-- To be done --
Go through the listing and set it down exactly, leaving out its pictures.

··· Data excerpts

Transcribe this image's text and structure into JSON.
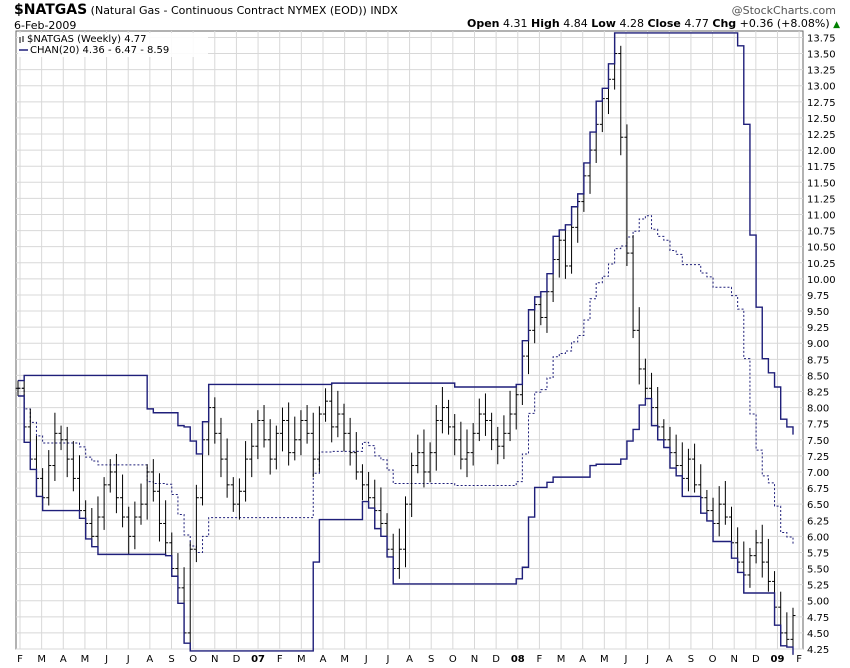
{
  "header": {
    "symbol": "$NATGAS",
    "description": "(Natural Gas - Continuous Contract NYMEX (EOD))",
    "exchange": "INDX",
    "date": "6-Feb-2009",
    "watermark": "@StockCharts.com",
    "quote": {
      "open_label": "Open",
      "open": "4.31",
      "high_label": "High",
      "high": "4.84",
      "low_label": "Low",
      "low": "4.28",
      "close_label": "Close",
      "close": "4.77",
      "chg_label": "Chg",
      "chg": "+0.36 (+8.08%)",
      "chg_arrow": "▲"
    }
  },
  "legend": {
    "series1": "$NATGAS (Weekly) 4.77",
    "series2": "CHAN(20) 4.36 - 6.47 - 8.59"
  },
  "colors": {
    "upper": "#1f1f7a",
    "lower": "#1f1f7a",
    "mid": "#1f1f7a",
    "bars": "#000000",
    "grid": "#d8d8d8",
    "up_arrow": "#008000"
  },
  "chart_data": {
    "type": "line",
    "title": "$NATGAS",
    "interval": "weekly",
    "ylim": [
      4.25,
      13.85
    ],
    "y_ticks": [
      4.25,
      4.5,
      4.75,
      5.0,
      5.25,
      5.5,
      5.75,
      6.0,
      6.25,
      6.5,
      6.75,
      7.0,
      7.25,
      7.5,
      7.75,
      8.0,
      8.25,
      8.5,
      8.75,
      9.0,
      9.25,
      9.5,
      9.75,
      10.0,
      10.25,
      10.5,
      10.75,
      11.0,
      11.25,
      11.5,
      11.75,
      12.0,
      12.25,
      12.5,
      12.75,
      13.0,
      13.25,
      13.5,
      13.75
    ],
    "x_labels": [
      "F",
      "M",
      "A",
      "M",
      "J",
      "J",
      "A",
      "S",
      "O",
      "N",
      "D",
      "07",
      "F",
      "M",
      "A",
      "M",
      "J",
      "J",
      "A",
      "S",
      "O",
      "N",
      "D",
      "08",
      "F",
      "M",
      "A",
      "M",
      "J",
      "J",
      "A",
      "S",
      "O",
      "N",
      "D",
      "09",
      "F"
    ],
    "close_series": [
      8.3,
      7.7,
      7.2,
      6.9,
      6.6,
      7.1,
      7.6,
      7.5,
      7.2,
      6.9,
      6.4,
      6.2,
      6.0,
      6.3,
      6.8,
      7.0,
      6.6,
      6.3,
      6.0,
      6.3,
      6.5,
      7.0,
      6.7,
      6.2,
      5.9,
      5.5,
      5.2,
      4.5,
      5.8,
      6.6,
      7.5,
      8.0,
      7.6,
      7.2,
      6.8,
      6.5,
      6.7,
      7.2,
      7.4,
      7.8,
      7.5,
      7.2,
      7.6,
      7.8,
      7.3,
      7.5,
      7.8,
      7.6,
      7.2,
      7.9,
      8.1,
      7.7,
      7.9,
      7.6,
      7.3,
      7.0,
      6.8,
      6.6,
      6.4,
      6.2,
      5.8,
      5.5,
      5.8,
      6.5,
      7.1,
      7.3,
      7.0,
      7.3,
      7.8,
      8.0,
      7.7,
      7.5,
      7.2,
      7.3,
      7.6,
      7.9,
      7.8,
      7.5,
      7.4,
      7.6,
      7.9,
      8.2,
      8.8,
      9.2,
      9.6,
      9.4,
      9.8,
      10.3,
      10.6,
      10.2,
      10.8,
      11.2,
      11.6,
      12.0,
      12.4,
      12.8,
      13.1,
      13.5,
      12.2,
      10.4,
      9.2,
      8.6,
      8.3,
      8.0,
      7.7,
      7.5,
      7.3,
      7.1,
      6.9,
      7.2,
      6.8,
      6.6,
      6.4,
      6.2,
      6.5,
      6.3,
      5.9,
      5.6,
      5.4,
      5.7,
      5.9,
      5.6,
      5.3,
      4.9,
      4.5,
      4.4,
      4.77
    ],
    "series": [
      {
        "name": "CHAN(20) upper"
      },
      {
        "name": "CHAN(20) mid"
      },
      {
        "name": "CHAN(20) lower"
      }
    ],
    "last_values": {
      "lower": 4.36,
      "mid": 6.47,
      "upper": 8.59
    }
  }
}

······

-- Written answer --
Transcribe this image's text and structure into JSON.
{
  "header": {
    "symbol": "$NATGAS",
    "description": "(Natural Gas - Continuous Contract NYMEX (EOD))",
    "exchange": "INDX",
    "date": "6-Feb-2009",
    "watermark": "@StockCharts.com",
    "quote": {
      "open_label": "Open",
      "open": "4.31",
      "high_label": "High",
      "high": "4.84",
      "low_label": "Low",
      "low": "4.28",
      "close_label": "Close",
      "close": "4.77",
      "chg_label": "Chg",
      "chg": "+0.36 (+8.08%)",
      "chg_arrow": "▲"
    }
  },
  "legend": {
    "series1": "$NATGAS (Weekly) 4.77",
    "series2": "CHAN(20) 4.36 - 6.47 - 8.59"
  },
  "colors": {
    "upper": "#1f1f7a",
    "lower": "#1f1f7a",
    "mid": "#1f1f7a",
    "bars": "#000000",
    "grid": "#d8d8d8",
    "up_arrow": "#008000"
  },
  "chart_data": {
    "type": "line",
    "title": "$NATGAS",
    "interval": "weekly",
    "ylim": [
      4.25,
      13.85
    ],
    "y_ticks": [
      4.25,
      4.5,
      4.75,
      5.0,
      5.25,
      5.5,
      5.75,
      6.0,
      6.25,
      6.5,
      6.75,
      7.0,
      7.25,
      7.5,
      7.75,
      8.0,
      8.25,
      8.5,
      8.75,
      9.0,
      9.25,
      9.5,
      9.75,
      10.0,
      10.25,
      10.5,
      10.75,
      11.0,
      11.25,
      11.5,
      11.75,
      12.0,
      12.25,
      12.5,
      12.75,
      13.0,
      13.25,
      13.5,
      13.75
    ],
    "x_labels": [
      "F",
      "M",
      "A",
      "M",
      "J",
      "J",
      "A",
      "S",
      "O",
      "N",
      "D",
      "07",
      "F",
      "M",
      "A",
      "M",
      "J",
      "J",
      "A",
      "S",
      "O",
      "N",
      "D",
      "08",
      "F",
      "M",
      "A",
      "M",
      "J",
      "J",
      "A",
      "S",
      "O",
      "N",
      "D",
      "09",
      "F"
    ],
    "close_series": [
      8.3,
      7.7,
      7.2,
      6.9,
      6.6,
      7.1,
      7.6,
      7.5,
      7.2,
      6.9,
      6.4,
      6.2,
      6.0,
      6.3,
      6.8,
      7.0,
      6.6,
      6.3,
      6.0,
      6.3,
      6.5,
      7.0,
      6.7,
      6.2,
      5.9,
      5.5,
      5.2,
      4.5,
      5.8,
      6.6,
      7.5,
      8.0,
      7.6,
      7.2,
      6.8,
      6.5,
      6.7,
      7.2,
      7.4,
      7.8,
      7.5,
      7.2,
      7.6,
      7.8,
      7.3,
      7.5,
      7.8,
      7.6,
      7.2,
      7.9,
      8.1,
      7.7,
      7.9,
      7.6,
      7.3,
      7.0,
      6.8,
      6.6,
      6.4,
      6.2,
      5.8,
      5.5,
      5.8,
      6.5,
      7.1,
      7.3,
      7.0,
      7.3,
      7.8,
      8.0,
      7.7,
      7.5,
      7.2,
      7.3,
      7.6,
      7.9,
      7.8,
      7.5,
      7.4,
      7.6,
      7.9,
      8.2,
      8.8,
      9.2,
      9.6,
      9.4,
      9.8,
      10.3,
      10.6,
      10.2,
      10.8,
      11.2,
      11.6,
      12.0,
      12.4,
      12.8,
      13.1,
      13.5,
      12.2,
      10.4,
      9.2,
      8.6,
      8.3,
      8.0,
      7.7,
      7.5,
      7.3,
      7.1,
      6.9,
      7.2,
      6.8,
      6.6,
      6.4,
      6.2,
      6.5,
      6.3,
      5.9,
      5.6,
      5.4,
      5.7,
      5.9,
      5.6,
      5.3,
      4.9,
      4.5,
      4.4,
      4.77
    ],
    "series": [
      {
        "name": "CHAN(20) upper"
      },
      {
        "name": "CHAN(20) mid"
      },
      {
        "name": "CHAN(20) lower"
      }
    ],
    "last_values": {
      "lower": 4.36,
      "mid": 6.47,
      "upper": 8.59
    }
  }
}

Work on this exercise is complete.